■ **What to produce**
Extract all lines that hold the string "ylabel".

■ **Task material**
—————

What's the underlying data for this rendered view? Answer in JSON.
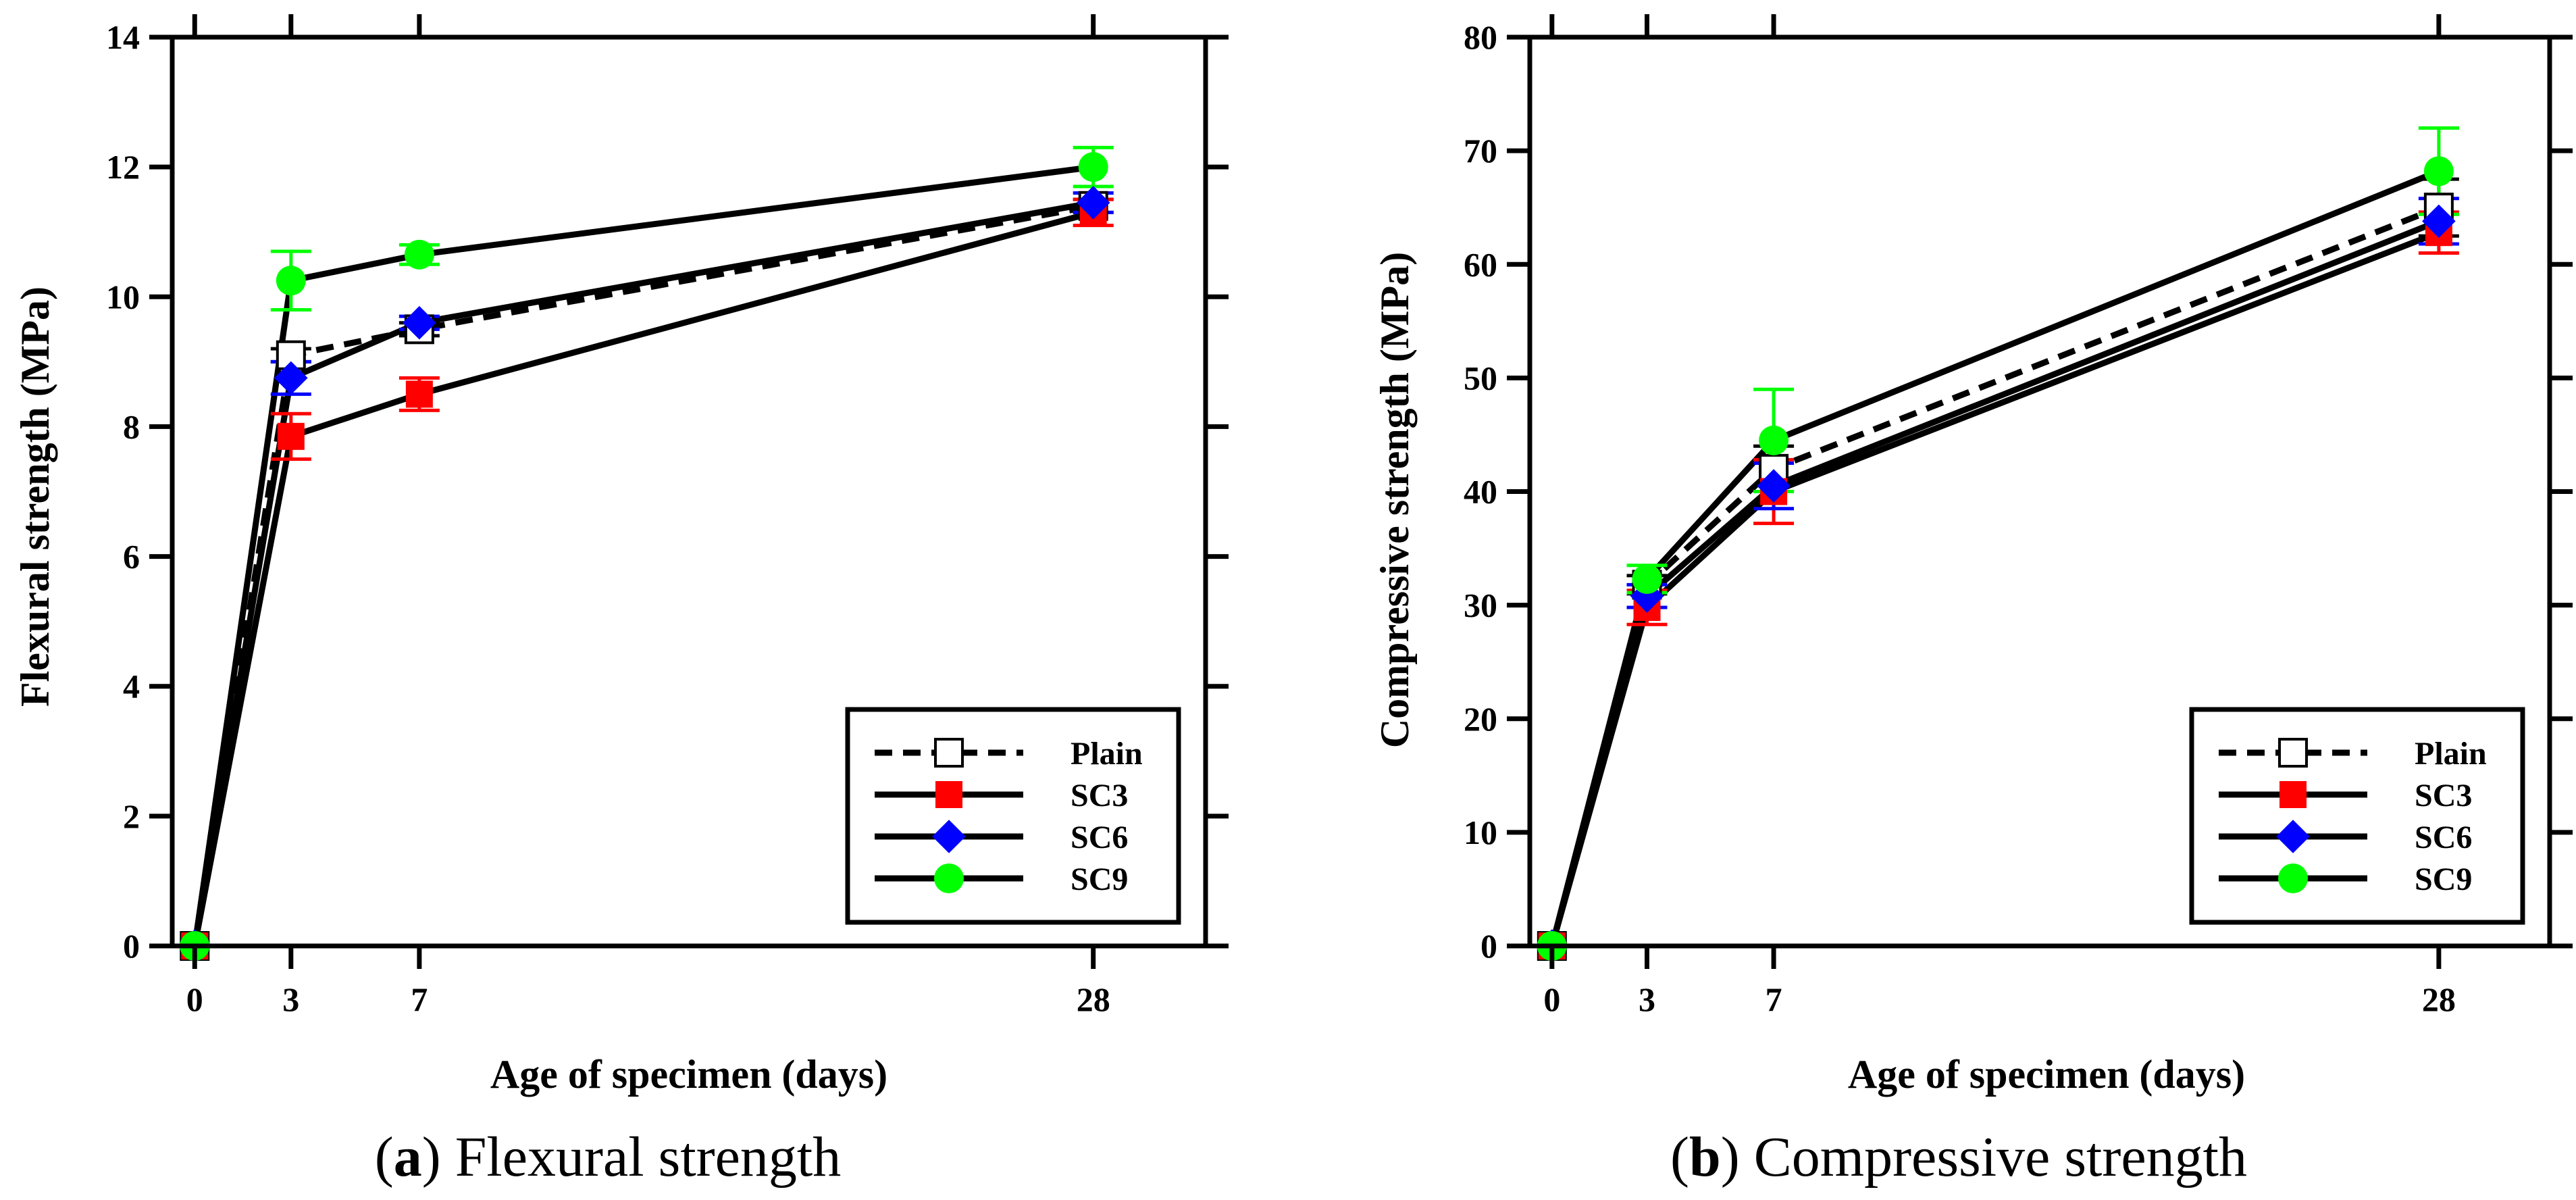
{
  "chart_data": [
    {
      "type": "line",
      "caption_label": "a",
      "caption_text": "Flexural strength",
      "xlabel": "Age of specimen (days)",
      "ylabel": "Flexural strength (MPa)",
      "xlim": [
        -0.7,
        31.5
      ],
      "ylim": [
        0,
        14
      ],
      "xticks": [
        0,
        3,
        7,
        28
      ],
      "yticks": [
        0,
        2,
        4,
        6,
        8,
        10,
        12,
        14
      ],
      "legend_position": "bottom-right",
      "x": [
        0,
        3,
        7,
        28
      ],
      "series": [
        {
          "name": "Plain",
          "values": [
            0,
            9.1,
            9.5,
            11.4
          ],
          "errors": [
            0,
            0.1,
            0.1,
            0.1
          ],
          "color": "#000000",
          "marker": "open-square",
          "dashed": true
        },
        {
          "name": "SC3",
          "values": [
            0,
            7.85,
            8.5,
            11.3
          ],
          "errors": [
            0,
            0.35,
            0.25,
            0.2
          ],
          "color": "#ff0000",
          "marker": "filled-square",
          "dashed": false
        },
        {
          "name": "SC6",
          "values": [
            0,
            8.75,
            9.6,
            11.45
          ],
          "errors": [
            0,
            0.25,
            0.1,
            0.15
          ],
          "color": "#0000ff",
          "marker": "diamond",
          "dashed": false
        },
        {
          "name": "SC9",
          "values": [
            0,
            10.25,
            10.65,
            12.0
          ],
          "errors": [
            0,
            0.45,
            0.15,
            0.3
          ],
          "color": "#00ff00",
          "marker": "circle",
          "dashed": false
        }
      ]
    },
    {
      "type": "line",
      "caption_label": "b",
      "caption_text": "Compressive strength",
      "xlabel": "Age of specimen (days)",
      "ylabel": "Compressive strength (MPa)",
      "xlim": [
        -0.7,
        31.5
      ],
      "ylim": [
        0,
        80
      ],
      "xticks": [
        0,
        3,
        7,
        28
      ],
      "yticks": [
        0,
        10,
        20,
        30,
        40,
        50,
        60,
        70,
        80
      ],
      "legend_position": "bottom-right",
      "x": [
        0,
        3,
        7,
        28
      ],
      "series": [
        {
          "name": "Plain",
          "values": [
            0,
            31.8,
            42.0,
            65.0
          ],
          "errors": [
            0,
            0.8,
            2.0,
            2.5
          ],
          "color": "#000000",
          "marker": "open-square",
          "dashed": true
        },
        {
          "name": "SC3",
          "values": [
            0,
            29.8,
            40.0,
            62.8
          ],
          "errors": [
            0,
            1.5,
            2.8,
            1.8
          ],
          "color": "#ff0000",
          "marker": "filled-square",
          "dashed": false
        },
        {
          "name": "SC6",
          "values": [
            0,
            30.8,
            40.5,
            63.8
          ],
          "errors": [
            0,
            1.0,
            2.0,
            2.0
          ],
          "color": "#0000ff",
          "marker": "diamond",
          "dashed": false
        },
        {
          "name": "SC9",
          "values": [
            0,
            32.3,
            44.5,
            68.2
          ],
          "errors": [
            0,
            1.2,
            4.5,
            3.8
          ],
          "color": "#00ff00",
          "marker": "circle",
          "dashed": false
        }
      ]
    }
  ]
}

—————

■ **Correct response**
      "ylabel": "Flexural strength (MPa)",
      "ylabel": "Compressive strength (MPa)",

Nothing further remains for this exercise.